■ Objective
Take from the listing each line that has the string "JSON".

■ Record extracts
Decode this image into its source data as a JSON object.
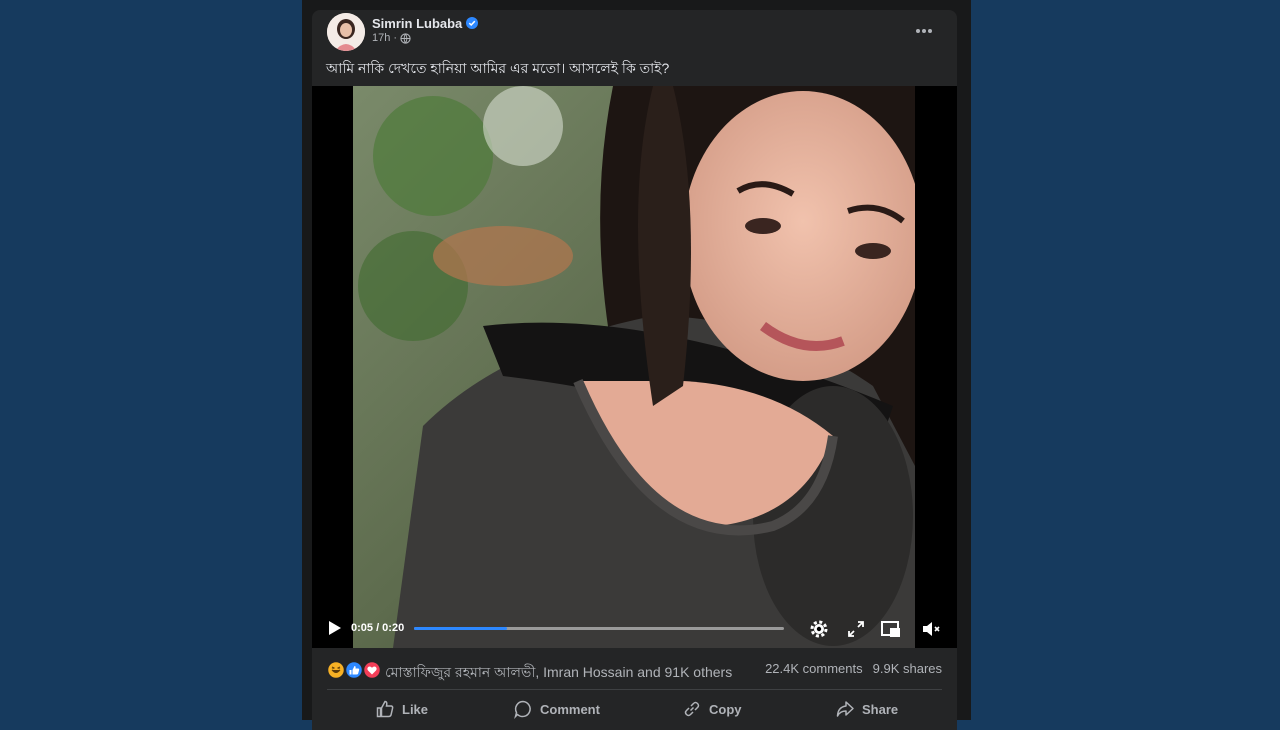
{
  "post": {
    "author": "Simrin Lubaba",
    "time": "17h",
    "separator": "·",
    "caption": "আমি নাকি দেখতে হানিয়া আমির এর মতো।  আসলেই কি তাই?"
  },
  "video": {
    "time_label": "0:05 / 0:20",
    "progress": 0.25
  },
  "reactions": {
    "icons": [
      "haha-icon",
      "like-icon",
      "love-icon"
    ],
    "names": "মোস্তাফিজুর রহমান আলভী, Imran Hossain and 91K others",
    "comments": "22.4K comments",
    "shares": "9.9K shares"
  },
  "actions": {
    "like": "Like",
    "comment": "Comment",
    "copy": "Copy",
    "share": "Share"
  },
  "colors": {
    "background": "#163a5e",
    "card": "#242526",
    "accent": "#2d88ff",
    "love": "#f33e58",
    "haha": "#f7b125"
  }
}
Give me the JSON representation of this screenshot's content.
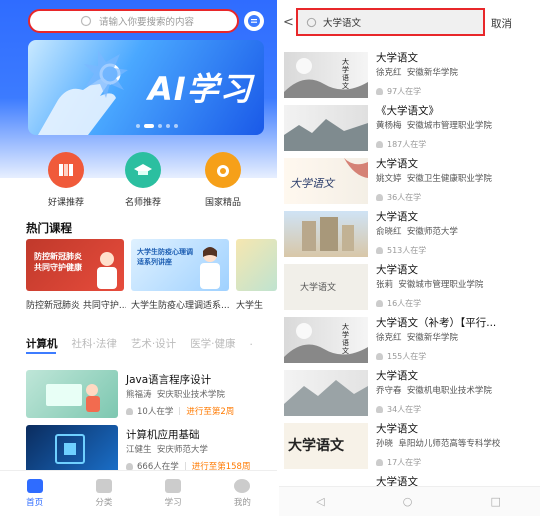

■ Response to the task
Decode this image into its source data as a JSON object.
Give me the JSON representation of this screenshot's content.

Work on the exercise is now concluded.